> **Extracted material**
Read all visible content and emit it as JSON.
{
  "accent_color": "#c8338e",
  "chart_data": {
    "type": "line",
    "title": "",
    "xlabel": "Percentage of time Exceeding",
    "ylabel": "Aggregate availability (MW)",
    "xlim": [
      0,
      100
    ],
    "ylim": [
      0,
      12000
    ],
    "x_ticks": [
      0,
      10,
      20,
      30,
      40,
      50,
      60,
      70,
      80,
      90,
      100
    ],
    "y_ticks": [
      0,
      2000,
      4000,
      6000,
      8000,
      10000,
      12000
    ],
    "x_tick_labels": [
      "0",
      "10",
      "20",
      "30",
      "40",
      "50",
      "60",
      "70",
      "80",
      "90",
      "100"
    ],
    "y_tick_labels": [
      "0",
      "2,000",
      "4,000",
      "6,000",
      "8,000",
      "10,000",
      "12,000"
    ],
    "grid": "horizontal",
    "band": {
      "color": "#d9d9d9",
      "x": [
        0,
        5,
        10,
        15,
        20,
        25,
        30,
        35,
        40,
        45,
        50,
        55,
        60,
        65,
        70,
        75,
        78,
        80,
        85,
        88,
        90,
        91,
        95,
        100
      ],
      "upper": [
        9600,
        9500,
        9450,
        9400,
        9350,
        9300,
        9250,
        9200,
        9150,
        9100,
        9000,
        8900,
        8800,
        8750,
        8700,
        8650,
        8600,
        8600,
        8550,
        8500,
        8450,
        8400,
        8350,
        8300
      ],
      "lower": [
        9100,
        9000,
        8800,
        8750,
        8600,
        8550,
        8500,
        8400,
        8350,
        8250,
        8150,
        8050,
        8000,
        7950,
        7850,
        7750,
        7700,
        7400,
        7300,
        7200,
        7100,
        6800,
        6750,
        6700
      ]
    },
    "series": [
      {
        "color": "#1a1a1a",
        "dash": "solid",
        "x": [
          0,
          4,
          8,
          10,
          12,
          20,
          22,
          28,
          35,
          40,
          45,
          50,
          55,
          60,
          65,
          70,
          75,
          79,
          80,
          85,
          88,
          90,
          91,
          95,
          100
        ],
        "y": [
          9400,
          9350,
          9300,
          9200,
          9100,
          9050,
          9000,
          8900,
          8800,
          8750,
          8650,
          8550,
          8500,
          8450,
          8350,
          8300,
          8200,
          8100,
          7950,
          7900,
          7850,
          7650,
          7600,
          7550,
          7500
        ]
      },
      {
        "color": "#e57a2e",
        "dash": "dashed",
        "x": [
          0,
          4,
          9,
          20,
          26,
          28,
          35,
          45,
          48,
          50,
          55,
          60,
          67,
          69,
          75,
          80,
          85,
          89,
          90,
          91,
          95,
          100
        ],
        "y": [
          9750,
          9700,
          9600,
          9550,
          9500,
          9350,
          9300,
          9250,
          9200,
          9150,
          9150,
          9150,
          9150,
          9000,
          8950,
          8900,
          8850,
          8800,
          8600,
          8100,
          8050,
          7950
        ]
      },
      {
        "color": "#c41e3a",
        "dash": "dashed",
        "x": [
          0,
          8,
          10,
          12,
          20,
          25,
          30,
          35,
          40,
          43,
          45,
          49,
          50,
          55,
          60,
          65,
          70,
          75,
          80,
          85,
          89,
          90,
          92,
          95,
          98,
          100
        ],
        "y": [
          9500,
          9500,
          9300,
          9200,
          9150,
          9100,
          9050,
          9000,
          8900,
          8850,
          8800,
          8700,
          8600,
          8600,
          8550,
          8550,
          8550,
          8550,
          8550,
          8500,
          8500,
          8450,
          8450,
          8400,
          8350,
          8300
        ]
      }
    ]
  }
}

> **Your objective**
Quote the entire listing above exactly.

> **Task answer**
Read all visible content and emit it as JSON.
{
  "accent_color": "#c8338e",
  "chart_data": {
    "type": "line",
    "title": "",
    "xlabel": "Percentage of time Exceeding",
    "ylabel": "Aggregate availability (MW)",
    "xlim": [
      0,
      100
    ],
    "ylim": [
      0,
      12000
    ],
    "x_ticks": [
      0,
      10,
      20,
      30,
      40,
      50,
      60,
      70,
      80,
      90,
      100
    ],
    "y_ticks": [
      0,
      2000,
      4000,
      6000,
      8000,
      10000,
      12000
    ],
    "x_tick_labels": [
      "0",
      "10",
      "20",
      "30",
      "40",
      "50",
      "60",
      "70",
      "80",
      "90",
      "100"
    ],
    "y_tick_labels": [
      "0",
      "2,000",
      "4,000",
      "6,000",
      "8,000",
      "10,000",
      "12,000"
    ],
    "grid": "horizontal",
    "band": {
      "color": "#d9d9d9",
      "x": [
        0,
        5,
        10,
        15,
        20,
        25,
        30,
        35,
        40,
        45,
        50,
        55,
        60,
        65,
        70,
        75,
        78,
        80,
        85,
        88,
        90,
        91,
        95,
        100
      ],
      "upper": [
        9600,
        9500,
        9450,
        9400,
        9350,
        9300,
        9250,
        9200,
        9150,
        9100,
        9000,
        8900,
        8800,
        8750,
        8700,
        8650,
        8600,
        8600,
        8550,
        8500,
        8450,
        8400,
        8350,
        8300
      ],
      "lower": [
        9100,
        9000,
        8800,
        8750,
        8600,
        8550,
        8500,
        8400,
        8350,
        8250,
        8150,
        8050,
        8000,
        7950,
        7850,
        7750,
        7700,
        7400,
        7300,
        7200,
        7100,
        6800,
        6750,
        6700
      ]
    },
    "series": [
      {
        "color": "#1a1a1a",
        "dash": "solid",
        "x": [
          0,
          4,
          8,
          10,
          12,
          20,
          22,
          28,
          35,
          40,
          45,
          50,
          55,
          60,
          65,
          70,
          75,
          79,
          80,
          85,
          88,
          90,
          91,
          95,
          100
        ],
        "y": [
          9400,
          9350,
          9300,
          9200,
          9100,
          9050,
          9000,
          8900,
          8800,
          8750,
          8650,
          8550,
          8500,
          8450,
          8350,
          8300,
          8200,
          8100,
          7950,
          7900,
          7850,
          7650,
          7600,
          7550,
          7500
        ]
      },
      {
        "color": "#e57a2e",
        "dash": "dashed",
        "x": [
          0,
          4,
          9,
          20,
          26,
          28,
          35,
          45,
          48,
          50,
          55,
          60,
          67,
          69,
          75,
          80,
          85,
          89,
          90,
          91,
          95,
          100
        ],
        "y": [
          9750,
          9700,
          9600,
          9550,
          9500,
          9350,
          9300,
          9250,
          9200,
          9150,
          9150,
          9150,
          9150,
          9000,
          8950,
          8900,
          8850,
          8800,
          8600,
          8100,
          8050,
          7950
        ]
      },
      {
        "color": "#c41e3a",
        "dash": "dashed",
        "x": [
          0,
          8,
          10,
          12,
          20,
          25,
          30,
          35,
          40,
          43,
          45,
          49,
          50,
          55,
          60,
          65,
          70,
          75,
          80,
          85,
          89,
          90,
          92,
          95,
          98,
          100
        ],
        "y": [
          9500,
          9500,
          9300,
          9200,
          9150,
          9100,
          9050,
          9000,
          8900,
          8850,
          8800,
          8700,
          8600,
          8600,
          8550,
          8550,
          8550,
          8550,
          8550,
          8500,
          8500,
          8450,
          8450,
          8400,
          8350,
          8300
        ]
      }
    ]
  }
}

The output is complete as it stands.